[What is required]: Find every line in the records below that holds the word "name", and copy each one.

[Provided records]:

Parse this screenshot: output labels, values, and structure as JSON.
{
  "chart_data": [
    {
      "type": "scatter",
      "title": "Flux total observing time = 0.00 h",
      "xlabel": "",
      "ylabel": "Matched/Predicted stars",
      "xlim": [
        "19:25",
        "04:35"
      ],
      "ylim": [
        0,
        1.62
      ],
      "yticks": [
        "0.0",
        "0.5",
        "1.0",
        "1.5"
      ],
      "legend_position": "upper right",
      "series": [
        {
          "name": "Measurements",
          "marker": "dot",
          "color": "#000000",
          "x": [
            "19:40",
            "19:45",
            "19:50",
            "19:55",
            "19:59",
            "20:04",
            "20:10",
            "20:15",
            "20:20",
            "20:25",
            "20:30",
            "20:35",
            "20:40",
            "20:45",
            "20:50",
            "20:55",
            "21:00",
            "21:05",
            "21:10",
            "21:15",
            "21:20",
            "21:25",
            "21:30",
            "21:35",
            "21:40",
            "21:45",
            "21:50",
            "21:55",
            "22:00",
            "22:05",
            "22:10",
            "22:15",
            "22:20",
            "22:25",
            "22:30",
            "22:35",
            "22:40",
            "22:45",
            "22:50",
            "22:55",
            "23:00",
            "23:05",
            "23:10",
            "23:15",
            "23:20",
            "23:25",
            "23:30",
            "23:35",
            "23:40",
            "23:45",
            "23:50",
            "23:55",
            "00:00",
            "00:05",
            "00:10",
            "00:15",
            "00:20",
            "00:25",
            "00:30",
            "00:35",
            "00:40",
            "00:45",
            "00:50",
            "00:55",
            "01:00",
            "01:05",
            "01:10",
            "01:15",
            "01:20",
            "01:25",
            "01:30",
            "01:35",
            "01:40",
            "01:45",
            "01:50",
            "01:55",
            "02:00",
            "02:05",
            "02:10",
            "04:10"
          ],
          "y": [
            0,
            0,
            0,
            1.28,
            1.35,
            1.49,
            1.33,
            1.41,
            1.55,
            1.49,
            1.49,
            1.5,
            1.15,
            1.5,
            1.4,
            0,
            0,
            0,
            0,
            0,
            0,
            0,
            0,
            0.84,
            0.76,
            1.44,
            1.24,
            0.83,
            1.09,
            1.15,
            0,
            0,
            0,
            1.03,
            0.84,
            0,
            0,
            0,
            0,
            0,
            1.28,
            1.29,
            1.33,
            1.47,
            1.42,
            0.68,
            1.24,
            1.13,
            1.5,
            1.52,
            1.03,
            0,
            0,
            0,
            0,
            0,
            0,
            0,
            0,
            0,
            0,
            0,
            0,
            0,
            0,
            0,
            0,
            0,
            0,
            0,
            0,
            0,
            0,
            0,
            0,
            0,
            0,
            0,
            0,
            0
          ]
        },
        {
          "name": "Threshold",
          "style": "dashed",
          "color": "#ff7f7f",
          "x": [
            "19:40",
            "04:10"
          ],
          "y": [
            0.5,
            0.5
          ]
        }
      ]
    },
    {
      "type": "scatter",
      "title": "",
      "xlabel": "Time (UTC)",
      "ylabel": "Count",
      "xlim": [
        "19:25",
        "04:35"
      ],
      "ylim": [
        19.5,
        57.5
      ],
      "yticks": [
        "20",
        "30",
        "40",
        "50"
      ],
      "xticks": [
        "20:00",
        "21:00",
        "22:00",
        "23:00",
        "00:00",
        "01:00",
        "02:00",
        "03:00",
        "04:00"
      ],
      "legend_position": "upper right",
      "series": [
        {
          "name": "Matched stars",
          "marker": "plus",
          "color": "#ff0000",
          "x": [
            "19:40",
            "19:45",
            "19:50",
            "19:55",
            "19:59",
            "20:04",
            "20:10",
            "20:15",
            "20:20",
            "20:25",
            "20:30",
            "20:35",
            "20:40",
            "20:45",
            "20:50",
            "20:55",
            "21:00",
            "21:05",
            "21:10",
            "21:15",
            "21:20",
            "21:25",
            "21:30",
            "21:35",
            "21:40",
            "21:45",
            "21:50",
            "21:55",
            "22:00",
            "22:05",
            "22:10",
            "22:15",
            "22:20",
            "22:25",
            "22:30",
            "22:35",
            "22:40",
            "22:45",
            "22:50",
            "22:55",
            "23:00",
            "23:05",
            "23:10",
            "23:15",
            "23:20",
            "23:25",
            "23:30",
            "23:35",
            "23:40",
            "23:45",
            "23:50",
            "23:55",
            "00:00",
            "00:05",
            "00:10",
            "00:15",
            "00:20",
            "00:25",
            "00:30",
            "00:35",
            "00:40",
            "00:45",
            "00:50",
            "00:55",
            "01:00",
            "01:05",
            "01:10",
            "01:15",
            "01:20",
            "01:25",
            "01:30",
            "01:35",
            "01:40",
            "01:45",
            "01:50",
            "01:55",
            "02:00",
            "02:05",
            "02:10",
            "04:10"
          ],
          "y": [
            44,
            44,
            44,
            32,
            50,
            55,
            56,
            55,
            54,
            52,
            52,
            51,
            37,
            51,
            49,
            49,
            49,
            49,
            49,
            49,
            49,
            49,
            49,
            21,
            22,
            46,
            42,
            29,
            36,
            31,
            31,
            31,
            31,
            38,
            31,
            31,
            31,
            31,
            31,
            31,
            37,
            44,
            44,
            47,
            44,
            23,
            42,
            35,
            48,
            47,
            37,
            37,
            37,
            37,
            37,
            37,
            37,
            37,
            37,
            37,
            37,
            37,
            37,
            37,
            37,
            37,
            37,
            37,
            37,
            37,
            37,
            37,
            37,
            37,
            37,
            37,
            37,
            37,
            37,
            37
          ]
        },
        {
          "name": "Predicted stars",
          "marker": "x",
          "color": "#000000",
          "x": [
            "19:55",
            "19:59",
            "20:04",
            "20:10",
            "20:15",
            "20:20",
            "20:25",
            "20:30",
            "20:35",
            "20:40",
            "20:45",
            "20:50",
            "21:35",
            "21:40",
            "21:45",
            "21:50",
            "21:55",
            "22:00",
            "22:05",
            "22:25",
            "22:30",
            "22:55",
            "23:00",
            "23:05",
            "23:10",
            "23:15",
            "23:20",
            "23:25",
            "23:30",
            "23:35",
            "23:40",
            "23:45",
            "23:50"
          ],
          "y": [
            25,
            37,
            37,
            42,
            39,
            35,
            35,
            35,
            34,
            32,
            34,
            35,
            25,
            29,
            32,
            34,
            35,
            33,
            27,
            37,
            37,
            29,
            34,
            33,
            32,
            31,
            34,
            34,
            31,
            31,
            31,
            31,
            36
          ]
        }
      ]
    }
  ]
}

[Response to this task]:
          "name": "Measurements",
          "name": "Threshold",
          "name": "Matched stars",
          "name": "Predicted stars",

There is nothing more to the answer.